### SUPPLIED RECORDS
⁂

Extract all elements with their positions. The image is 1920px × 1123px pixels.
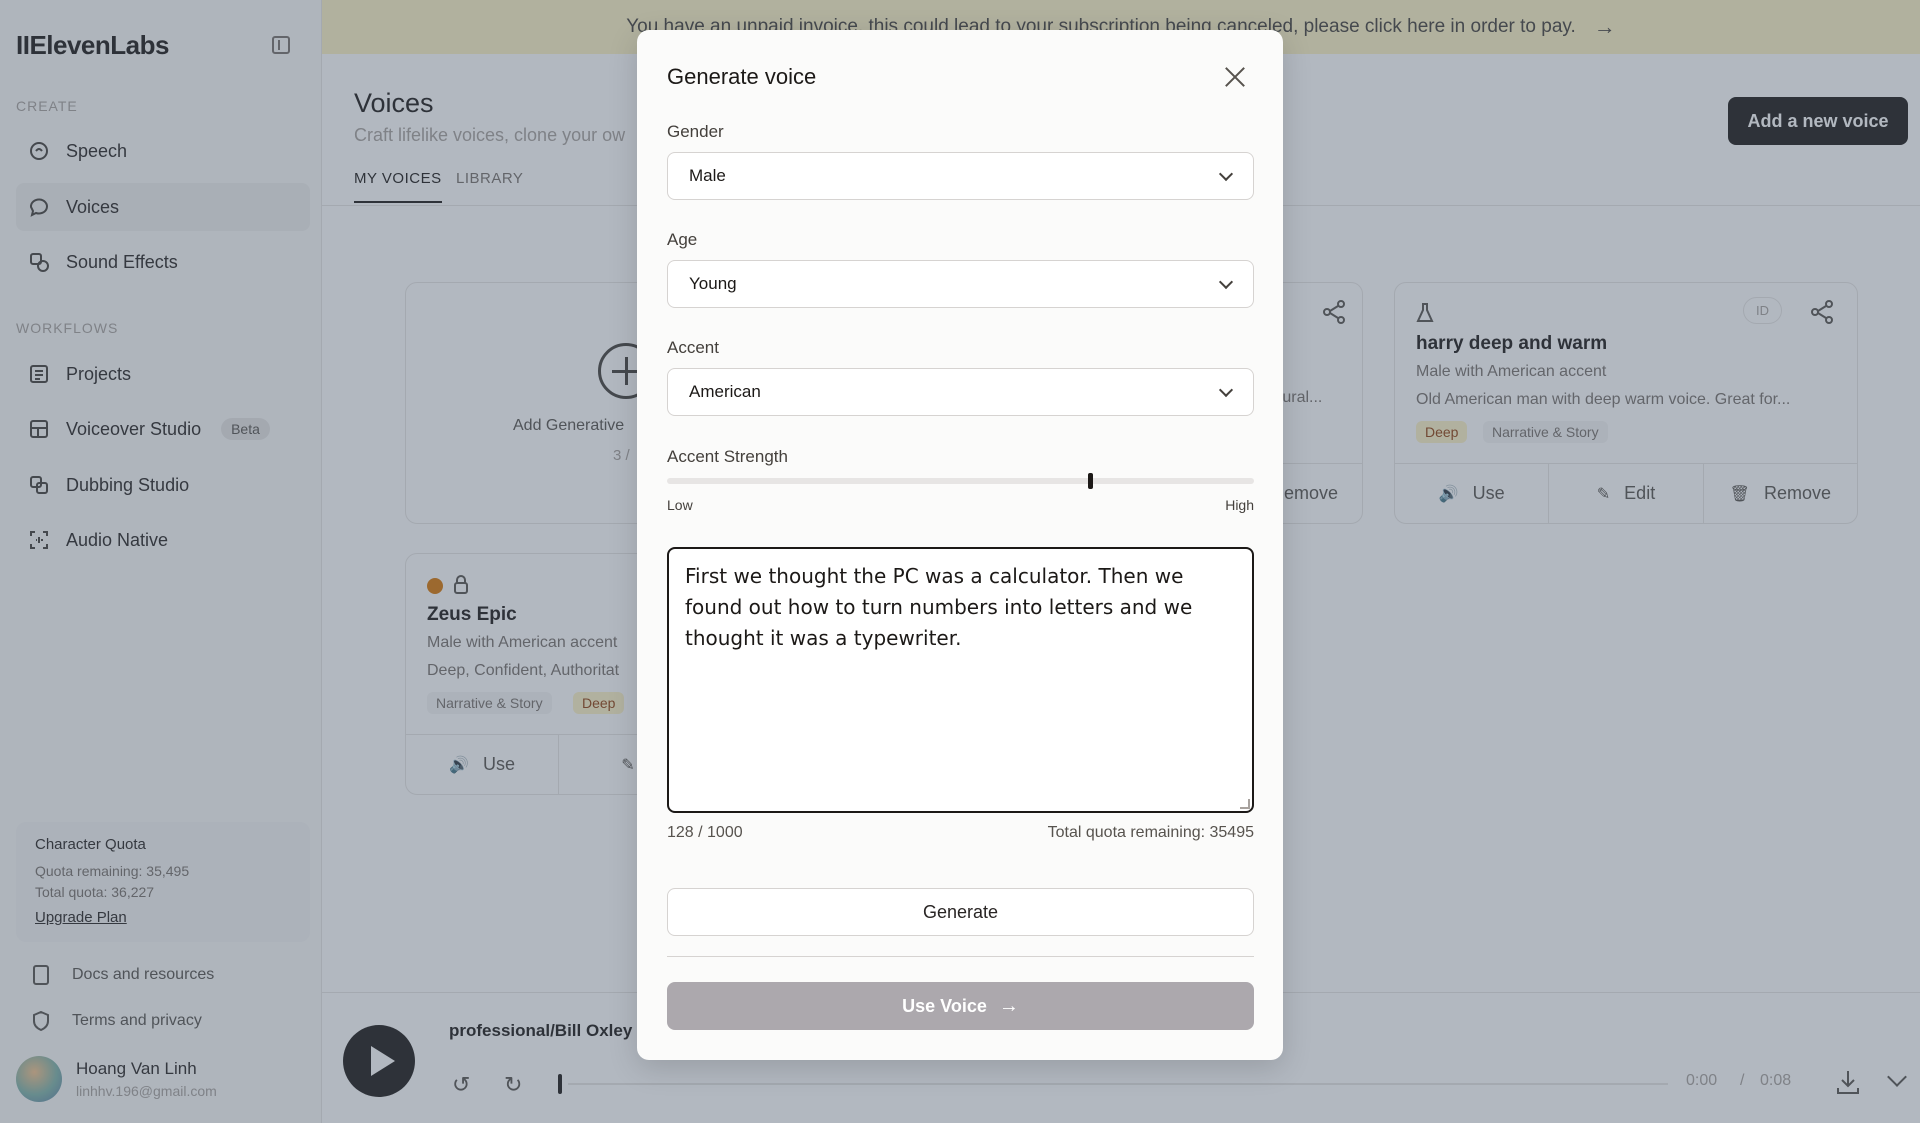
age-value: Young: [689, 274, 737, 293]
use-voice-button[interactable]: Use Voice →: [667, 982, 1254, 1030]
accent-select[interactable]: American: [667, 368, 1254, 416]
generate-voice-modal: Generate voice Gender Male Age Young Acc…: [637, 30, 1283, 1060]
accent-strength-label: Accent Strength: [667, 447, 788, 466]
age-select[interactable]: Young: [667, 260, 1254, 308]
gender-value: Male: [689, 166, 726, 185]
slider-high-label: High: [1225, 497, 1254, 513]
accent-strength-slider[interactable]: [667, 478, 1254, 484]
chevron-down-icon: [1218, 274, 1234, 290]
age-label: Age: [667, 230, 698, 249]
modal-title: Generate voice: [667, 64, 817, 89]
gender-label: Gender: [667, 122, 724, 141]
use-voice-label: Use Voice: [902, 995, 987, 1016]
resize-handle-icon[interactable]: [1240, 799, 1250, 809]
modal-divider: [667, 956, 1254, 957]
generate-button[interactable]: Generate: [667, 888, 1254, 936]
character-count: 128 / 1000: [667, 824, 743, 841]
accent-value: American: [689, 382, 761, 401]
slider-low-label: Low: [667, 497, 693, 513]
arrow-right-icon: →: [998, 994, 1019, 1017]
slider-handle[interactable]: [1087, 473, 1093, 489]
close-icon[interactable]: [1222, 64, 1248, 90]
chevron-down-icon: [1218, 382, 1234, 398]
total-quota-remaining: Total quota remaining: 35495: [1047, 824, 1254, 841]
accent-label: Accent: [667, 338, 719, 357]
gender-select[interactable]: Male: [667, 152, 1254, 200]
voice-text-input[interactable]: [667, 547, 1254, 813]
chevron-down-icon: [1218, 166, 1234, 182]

⁂

Copy out every line of the records above word for word, leaving out the pictures.

Extract all elements with their positions. The image is 1920px × 1123px pixels.
age-value: Young: [689, 274, 737, 293]
use-voice-button[interactable]: Use Voice →: [667, 982, 1254, 1030]
accent-select[interactable]: American: [667, 368, 1254, 416]
generate-voice-modal: Generate voice Gender Male Age Young Acc…: [637, 30, 1283, 1060]
accent-strength-label: Accent Strength: [667, 447, 788, 466]
age-select[interactable]: Young: [667, 260, 1254, 308]
gender-value: Male: [689, 166, 726, 185]
slider-high-label: High: [1225, 497, 1254, 513]
accent-strength-slider[interactable]: [667, 478, 1254, 484]
chevron-down-icon: [1218, 274, 1234, 290]
age-label: Age: [667, 230, 698, 249]
modal-title: Generate voice: [667, 64, 817, 89]
gender-label: Gender: [667, 122, 724, 141]
use-voice-label: Use Voice: [902, 995, 987, 1016]
resize-handle-icon[interactable]: [1240, 799, 1250, 809]
modal-divider: [667, 956, 1254, 957]
generate-button[interactable]: Generate: [667, 888, 1254, 936]
character-count: 128 / 1000: [667, 824, 743, 841]
accent-value: American: [689, 382, 761, 401]
slider-low-label: Low: [667, 497, 693, 513]
arrow-right-icon: →: [998, 994, 1019, 1017]
slider-handle[interactable]: [1087, 473, 1093, 489]
close-icon[interactable]: [1222, 64, 1248, 90]
chevron-down-icon: [1218, 382, 1234, 398]
total-quota-remaining: Total quota remaining: 35495: [1047, 824, 1254, 841]
accent-label: Accent: [667, 338, 719, 357]
gender-select[interactable]: Male: [667, 152, 1254, 200]
voice-text-input[interactable]: [667, 547, 1254, 813]
chevron-down-icon: [1218, 166, 1234, 182]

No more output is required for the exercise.